Scan the data for "name" and copy the lines it appears in.

[Collected data entries]
----
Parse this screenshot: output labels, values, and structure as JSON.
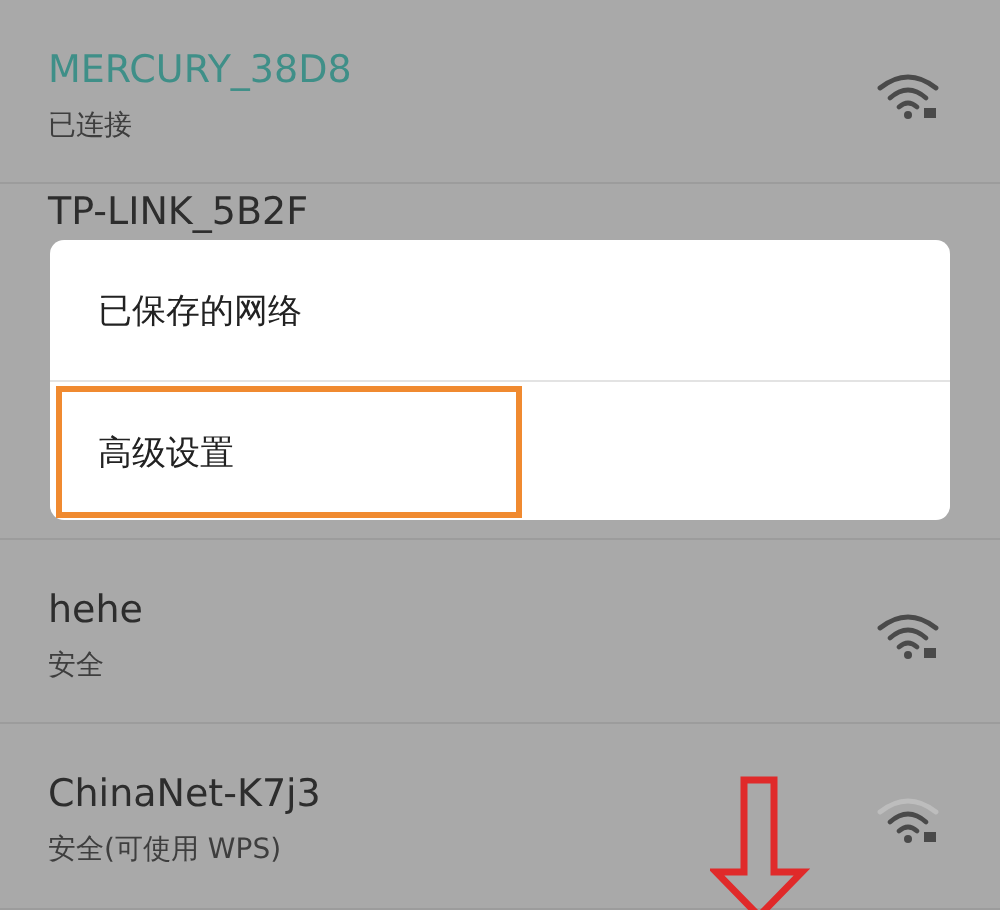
{
  "networks": [
    {
      "name": "MERCURY_38D8",
      "status": "已连接",
      "connected": true,
      "kind": "strong"
    },
    {
      "name": "TP-LINK_5B2F",
      "connected": false
    },
    {
      "name": "hehe",
      "status": "安全",
      "connected": false,
      "kind": "strong"
    },
    {
      "name": "ChinaNet-K7j3",
      "status": "安全(可使用 WPS)",
      "connected": false,
      "kind": "weak"
    }
  ],
  "menu": {
    "items": [
      {
        "label": "已保存的网络",
        "highlighted": false
      },
      {
        "label": "高级设置",
        "highlighted": true
      }
    ]
  }
}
----
The response:
      "name": "MERCURY_38D8",
      "name": "TP-LINK_5B2F",
      "name": "hehe",
      "name": "ChinaNet-K7j3",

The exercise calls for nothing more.